• **Dataset records**:

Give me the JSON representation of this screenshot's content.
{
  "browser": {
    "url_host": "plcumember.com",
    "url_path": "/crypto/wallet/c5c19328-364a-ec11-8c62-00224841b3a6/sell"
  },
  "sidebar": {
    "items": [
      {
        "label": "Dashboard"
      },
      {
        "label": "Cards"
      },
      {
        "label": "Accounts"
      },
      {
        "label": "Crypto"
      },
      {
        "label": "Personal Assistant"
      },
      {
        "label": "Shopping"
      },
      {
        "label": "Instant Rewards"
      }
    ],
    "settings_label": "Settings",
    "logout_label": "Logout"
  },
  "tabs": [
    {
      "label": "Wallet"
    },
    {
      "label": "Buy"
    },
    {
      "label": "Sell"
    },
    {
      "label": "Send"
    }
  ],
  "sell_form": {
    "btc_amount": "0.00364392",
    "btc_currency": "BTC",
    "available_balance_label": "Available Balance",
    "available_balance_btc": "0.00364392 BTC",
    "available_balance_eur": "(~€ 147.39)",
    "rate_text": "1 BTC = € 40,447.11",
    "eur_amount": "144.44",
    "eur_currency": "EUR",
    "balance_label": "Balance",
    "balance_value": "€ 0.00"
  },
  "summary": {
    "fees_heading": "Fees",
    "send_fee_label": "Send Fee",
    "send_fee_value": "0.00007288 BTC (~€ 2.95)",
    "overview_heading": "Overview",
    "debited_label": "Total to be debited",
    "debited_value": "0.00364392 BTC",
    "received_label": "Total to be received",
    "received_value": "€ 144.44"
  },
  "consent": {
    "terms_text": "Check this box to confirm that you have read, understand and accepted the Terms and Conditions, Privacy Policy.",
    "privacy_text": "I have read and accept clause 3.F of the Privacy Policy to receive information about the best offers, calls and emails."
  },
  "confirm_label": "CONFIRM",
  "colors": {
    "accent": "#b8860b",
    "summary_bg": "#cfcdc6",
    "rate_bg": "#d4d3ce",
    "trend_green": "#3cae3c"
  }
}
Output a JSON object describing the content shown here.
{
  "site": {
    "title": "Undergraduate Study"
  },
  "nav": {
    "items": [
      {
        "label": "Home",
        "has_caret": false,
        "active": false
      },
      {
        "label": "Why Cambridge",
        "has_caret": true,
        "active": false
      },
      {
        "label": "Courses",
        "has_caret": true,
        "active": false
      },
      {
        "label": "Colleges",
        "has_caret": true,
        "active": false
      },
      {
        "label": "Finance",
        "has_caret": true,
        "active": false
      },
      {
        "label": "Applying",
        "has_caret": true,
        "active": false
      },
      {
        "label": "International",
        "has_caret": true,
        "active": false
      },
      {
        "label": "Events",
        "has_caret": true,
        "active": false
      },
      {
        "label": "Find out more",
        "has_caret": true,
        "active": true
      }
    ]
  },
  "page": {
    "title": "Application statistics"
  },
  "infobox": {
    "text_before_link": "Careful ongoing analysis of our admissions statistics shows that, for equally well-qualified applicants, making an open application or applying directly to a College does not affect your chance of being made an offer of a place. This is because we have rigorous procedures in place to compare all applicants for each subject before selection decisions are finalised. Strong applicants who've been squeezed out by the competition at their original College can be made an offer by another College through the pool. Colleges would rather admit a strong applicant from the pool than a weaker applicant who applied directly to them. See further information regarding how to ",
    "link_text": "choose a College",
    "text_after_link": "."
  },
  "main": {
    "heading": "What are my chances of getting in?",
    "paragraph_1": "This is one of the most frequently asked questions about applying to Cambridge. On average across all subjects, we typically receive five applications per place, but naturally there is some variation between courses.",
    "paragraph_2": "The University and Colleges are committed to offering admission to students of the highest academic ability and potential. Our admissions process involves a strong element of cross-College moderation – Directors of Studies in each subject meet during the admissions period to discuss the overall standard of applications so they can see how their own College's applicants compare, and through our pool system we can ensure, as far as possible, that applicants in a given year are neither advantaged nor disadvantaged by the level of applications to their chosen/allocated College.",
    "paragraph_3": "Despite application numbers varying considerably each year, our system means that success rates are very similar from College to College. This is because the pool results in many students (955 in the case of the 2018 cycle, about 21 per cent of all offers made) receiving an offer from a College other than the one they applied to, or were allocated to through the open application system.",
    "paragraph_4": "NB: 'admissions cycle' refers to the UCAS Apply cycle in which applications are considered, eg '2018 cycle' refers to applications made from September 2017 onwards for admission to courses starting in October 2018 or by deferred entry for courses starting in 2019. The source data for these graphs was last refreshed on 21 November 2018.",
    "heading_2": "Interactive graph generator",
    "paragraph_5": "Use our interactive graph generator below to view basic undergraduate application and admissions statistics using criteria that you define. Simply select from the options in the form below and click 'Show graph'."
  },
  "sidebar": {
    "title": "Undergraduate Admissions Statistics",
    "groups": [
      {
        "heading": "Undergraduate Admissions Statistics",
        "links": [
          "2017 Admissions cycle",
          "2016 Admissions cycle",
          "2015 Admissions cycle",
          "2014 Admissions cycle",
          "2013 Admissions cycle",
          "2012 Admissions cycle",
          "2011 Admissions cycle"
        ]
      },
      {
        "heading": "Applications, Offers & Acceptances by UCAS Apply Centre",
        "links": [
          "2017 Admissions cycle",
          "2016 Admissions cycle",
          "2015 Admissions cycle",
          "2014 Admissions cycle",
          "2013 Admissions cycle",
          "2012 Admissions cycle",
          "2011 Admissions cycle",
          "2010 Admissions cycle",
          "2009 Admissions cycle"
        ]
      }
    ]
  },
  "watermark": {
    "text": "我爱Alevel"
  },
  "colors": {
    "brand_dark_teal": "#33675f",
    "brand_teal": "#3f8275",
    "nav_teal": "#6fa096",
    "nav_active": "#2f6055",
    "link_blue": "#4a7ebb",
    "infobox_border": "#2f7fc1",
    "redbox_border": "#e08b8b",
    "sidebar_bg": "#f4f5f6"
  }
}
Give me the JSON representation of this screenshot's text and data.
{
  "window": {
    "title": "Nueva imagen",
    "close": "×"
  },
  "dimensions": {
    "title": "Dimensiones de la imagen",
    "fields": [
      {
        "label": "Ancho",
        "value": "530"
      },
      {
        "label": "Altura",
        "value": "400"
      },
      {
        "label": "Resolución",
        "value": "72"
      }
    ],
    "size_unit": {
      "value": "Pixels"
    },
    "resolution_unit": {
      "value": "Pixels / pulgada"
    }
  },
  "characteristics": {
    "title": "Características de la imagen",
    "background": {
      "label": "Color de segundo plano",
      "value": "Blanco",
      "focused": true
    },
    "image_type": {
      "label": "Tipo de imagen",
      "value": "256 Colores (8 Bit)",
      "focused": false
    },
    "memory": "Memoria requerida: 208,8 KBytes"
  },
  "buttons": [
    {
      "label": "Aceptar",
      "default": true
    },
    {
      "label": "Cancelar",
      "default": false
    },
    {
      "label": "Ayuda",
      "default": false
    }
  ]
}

• **Task objective**: Repeat all the entries word for word.

• **Written response**:
Give me the JSON representation of this screenshot's content.
{
  "browser": {
    "url_host": "plcumember.com",
    "url_path": "/crypto/wallet/c5c19328-364a-ec11-8c62-00224841b3a6/sell"
  },
  "sidebar": {
    "items": [
      {
        "label": "Dashboard"
      },
      {
        "label": "Cards"
      },
      {
        "label": "Accounts"
      },
      {
        "label": "Crypto"
      },
      {
        "label": "Personal Assistant"
      },
      {
        "label": "Shopping"
      },
      {
        "label": "Instant Rewards"
      }
    ],
    "settings_label": "Settings",
    "logout_label": "Logout"
  },
  "tabs": [
    {
      "label": "Wallet"
    },
    {
      "label": "Buy"
    },
    {
      "label": "Sell"
    },
    {
      "label": "Send"
    }
  ],
  "sell_form": {
    "btc_amount": "0.00364392",
    "btc_currency": "BTC",
    "available_balance_label": "Available Balance",
    "available_balance_btc": "0.00364392 BTC",
    "available_balance_eur": "(~€ 147.39)",
    "rate_text": "1 BTC = € 40,447.11",
    "eur_amount": "144.44",
    "eur_currency": "EUR",
    "balance_label": "Balance",
    "balance_value": "€ 0.00"
  },
  "summary": {
    "fees_heading": "Fees",
    "send_fee_label": "Send Fee",
    "send_fee_value": "0.00007288 BTC (~€ 2.95)",
    "overview_heading": "Overview",
    "debited_label": "Total to be debited",
    "debited_value": "0.00364392 BTC",
    "received_label": "Total to be received",
    "received_value": "€ 144.44"
  },
  "consent": {
    "terms_text": "Check this box to confirm that you have read, understand and accepted the Terms and Conditions, Privacy Policy.",
    "privacy_text": "I have read and accept clause 3.F of the Privacy Policy to receive information about the best offers, calls and emails."
  },
  "confirm_label": "CONFIRM",
  "colors": {
    "accent": "#b8860b",
    "summary_bg": "#cfcdc6",
    "rate_bg": "#d4d3ce",
    "trend_green": "#3cae3c"
  }
}
Output a JSON object describing the content shown here.
{
  "site": {
    "title": "Undergraduate Study"
  },
  "nav": {
    "items": [
      {
        "label": "Home",
        "has_caret": false,
        "active": false
      },
      {
        "label": "Why Cambridge",
        "has_caret": true,
        "active": false
      },
      {
        "label": "Courses",
        "has_caret": true,
        "active": false
      },
      {
        "label": "Colleges",
        "has_caret": true,
        "active": false
      },
      {
        "label": "Finance",
        "has_caret": true,
        "active": false
      },
      {
        "label": "Applying",
        "has_caret": true,
        "active": false
      },
      {
        "label": "International",
        "has_caret": true,
        "active": false
      },
      {
        "label": "Events",
        "has_caret": true,
        "active": false
      },
      {
        "label": "Find out more",
        "has_caret": true,
        "active": true
      }
    ]
  },
  "page": {
    "title": "Application statistics"
  },
  "infobox": {
    "text_before_link": "Careful ongoing analysis of our admissions statistics shows that, for equally well-qualified applicants, making an open application or applying directly to a College does not affect your chance of being made an offer of a place. This is because we have rigorous procedures in place to compare all applicants for each subject before selection decisions are finalised. Strong applicants who've been squeezed out by the competition at their original College can be made an offer by another College through the pool. Colleges would rather admit a strong applicant from the pool than a weaker applicant who applied directly to them. See further information regarding how to ",
    "link_text": "choose a College",
    "text_after_link": "."
  },
  "main": {
    "heading": "What are my chances of getting in?",
    "paragraph_1": "This is one of the most frequently asked questions about applying to Cambridge. On average across all subjects, we typically receive five applications per place, but naturally there is some variation between courses.",
    "paragraph_2": "The University and Colleges are committed to offering admission to students of the highest academic ability and potential. Our admissions process involves a strong element of cross-College moderation – Directors of Studies in each subject meet during the admissions period to discuss the overall standard of applications so they can see how their own College's applicants compare, and through our pool system we can ensure, as far as possible, that applicants in a given year are neither advantaged nor disadvantaged by the level of applications to their chosen/allocated College.",
    "paragraph_3": "Despite application numbers varying considerably each year, our system means that success rates are very similar from College to College. This is because the pool results in many students (955 in the case of the 2018 cycle, about 21 per cent of all offers made) receiving an offer from a College other than the one they applied to, or were allocated to through the open application system.",
    "paragraph_4": "NB: 'admissions cycle' refers to the UCAS Apply cycle in which applications are considered, eg '2018 cycle' refers to applications made from September 2017 onwards for admission to courses starting in October 2018 or by deferred entry for courses starting in 2019. The source data for these graphs was last refreshed on 21 November 2018.",
    "heading_2": "Interactive graph generator",
    "paragraph_5": "Use our interactive graph generator below to view basic undergraduate application and admissions statistics using criteria that you define. Simply select from the options in the form below and click 'Show graph'."
  },
  "sidebar": {
    "title": "Undergraduate Admissions Statistics",
    "groups": [
      {
        "heading": "Undergraduate Admissions Statistics",
        "links": [
          "2017 Admissions cycle",
          "2016 Admissions cycle",
          "2015 Admissions cycle",
          "2014 Admissions cycle",
          "2013 Admissions cycle",
          "2012 Admissions cycle",
          "2011 Admissions cycle"
        ]
      },
      {
        "heading": "Applications, Offers & Acceptances by UCAS Apply Centre",
        "links": [
          "2017 Admissions cycle",
          "2016 Admissions cycle",
          "2015 Admissions cycle",
          "2014 Admissions cycle",
          "2013 Admissions cycle",
          "2012 Admissions cycle",
          "2011 Admissions cycle",
          "2010 Admissions cycle",
          "2009 Admissions cycle"
        ]
      }
    ]
  },
  "watermark": {
    "text": "我爱Alevel"
  },
  "colors": {
    "brand_dark_teal": "#33675f",
    "brand_teal": "#3f8275",
    "nav_teal": "#6fa096",
    "nav_active": "#2f6055",
    "link_blue": "#4a7ebb",
    "infobox_border": "#2f7fc1",
    "redbox_border": "#e08b8b",
    "sidebar_bg": "#f4f5f6"
  }
}
Give me the JSON representation of this screenshot's text and data.
{
  "window": {
    "title": "Nueva imagen",
    "close": "×"
  },
  "dimensions": {
    "title": "Dimensiones de la imagen",
    "fields": [
      {
        "label": "Ancho",
        "value": "530"
      },
      {
        "label": "Altura",
        "value": "400"
      },
      {
        "label": "Resolución",
        "value": "72"
      }
    ],
    "size_unit": {
      "value": "Pixels"
    },
    "resolution_unit": {
      "value": "Pixels / pulgada"
    }
  },
  "characteristics": {
    "title": "Características de la imagen",
    "background": {
      "label": "Color de segundo plano",
      "value": "Blanco",
      "focused": true
    },
    "image_type": {
      "label": "Tipo de imagen",
      "value": "256 Colores (8 Bit)",
      "focused": false
    },
    "memory": "Memoria requerida: 208,8 KBytes"
  },
  "buttons": [
    {
      "label": "Aceptar",
      "default": true
    },
    {
      "label": "Cancelar",
      "default": false
    },
    {
      "label": "Ayuda",
      "default": false
    }
  ]
}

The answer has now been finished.